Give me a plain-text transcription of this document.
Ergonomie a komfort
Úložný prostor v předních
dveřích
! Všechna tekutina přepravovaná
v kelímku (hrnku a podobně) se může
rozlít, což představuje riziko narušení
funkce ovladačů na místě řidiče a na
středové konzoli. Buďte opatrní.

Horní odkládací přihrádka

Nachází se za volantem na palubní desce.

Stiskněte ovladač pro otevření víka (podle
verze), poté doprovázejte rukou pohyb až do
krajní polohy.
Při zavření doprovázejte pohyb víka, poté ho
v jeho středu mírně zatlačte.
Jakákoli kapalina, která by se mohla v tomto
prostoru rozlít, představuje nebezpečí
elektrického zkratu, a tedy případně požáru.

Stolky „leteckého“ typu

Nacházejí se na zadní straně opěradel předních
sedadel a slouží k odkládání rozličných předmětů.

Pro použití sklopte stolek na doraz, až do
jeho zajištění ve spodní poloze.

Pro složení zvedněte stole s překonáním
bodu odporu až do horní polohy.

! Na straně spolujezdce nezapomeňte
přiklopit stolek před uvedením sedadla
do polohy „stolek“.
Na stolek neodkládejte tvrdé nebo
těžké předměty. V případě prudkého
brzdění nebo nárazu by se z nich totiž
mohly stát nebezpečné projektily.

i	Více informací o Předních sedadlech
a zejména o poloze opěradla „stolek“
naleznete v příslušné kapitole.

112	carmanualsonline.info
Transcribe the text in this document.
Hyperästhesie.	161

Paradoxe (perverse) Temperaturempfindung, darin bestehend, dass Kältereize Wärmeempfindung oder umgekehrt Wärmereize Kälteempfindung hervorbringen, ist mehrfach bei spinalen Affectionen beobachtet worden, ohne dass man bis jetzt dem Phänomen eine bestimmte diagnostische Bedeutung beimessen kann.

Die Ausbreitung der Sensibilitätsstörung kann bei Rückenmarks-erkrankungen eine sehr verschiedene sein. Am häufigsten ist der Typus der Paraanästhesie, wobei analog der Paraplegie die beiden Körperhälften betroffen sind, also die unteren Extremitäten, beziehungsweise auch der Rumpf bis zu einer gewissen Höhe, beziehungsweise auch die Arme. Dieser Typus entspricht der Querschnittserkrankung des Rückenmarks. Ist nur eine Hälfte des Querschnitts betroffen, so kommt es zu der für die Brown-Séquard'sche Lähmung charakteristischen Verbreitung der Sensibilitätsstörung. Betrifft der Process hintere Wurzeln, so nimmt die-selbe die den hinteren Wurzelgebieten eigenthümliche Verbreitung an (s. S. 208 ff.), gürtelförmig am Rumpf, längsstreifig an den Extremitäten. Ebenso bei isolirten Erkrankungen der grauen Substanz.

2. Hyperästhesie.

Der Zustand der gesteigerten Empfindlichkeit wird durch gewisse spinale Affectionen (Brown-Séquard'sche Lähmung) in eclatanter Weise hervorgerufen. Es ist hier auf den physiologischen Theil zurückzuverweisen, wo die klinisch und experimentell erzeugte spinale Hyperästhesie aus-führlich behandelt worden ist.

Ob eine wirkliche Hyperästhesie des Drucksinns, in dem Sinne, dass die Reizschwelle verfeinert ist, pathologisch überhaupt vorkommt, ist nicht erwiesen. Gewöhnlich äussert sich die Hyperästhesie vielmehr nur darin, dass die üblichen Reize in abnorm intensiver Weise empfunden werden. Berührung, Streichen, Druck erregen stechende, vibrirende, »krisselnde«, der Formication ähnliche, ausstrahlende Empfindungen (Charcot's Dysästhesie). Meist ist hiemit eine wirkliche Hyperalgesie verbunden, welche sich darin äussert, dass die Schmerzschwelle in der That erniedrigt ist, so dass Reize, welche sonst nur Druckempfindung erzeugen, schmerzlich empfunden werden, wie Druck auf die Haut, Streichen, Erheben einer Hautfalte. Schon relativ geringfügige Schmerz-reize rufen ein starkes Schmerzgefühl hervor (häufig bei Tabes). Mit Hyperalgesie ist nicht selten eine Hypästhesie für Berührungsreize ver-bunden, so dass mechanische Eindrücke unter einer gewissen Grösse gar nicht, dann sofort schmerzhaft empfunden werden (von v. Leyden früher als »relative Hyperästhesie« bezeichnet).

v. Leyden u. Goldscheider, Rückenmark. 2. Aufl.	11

Set problem
Collect each line of the entries that has the word "doprovázejte", copying it in full.

The answer
verze), poté doprovázejte rukou pohyb až do
Při zavření doprovázejte pohyb víka, poté ho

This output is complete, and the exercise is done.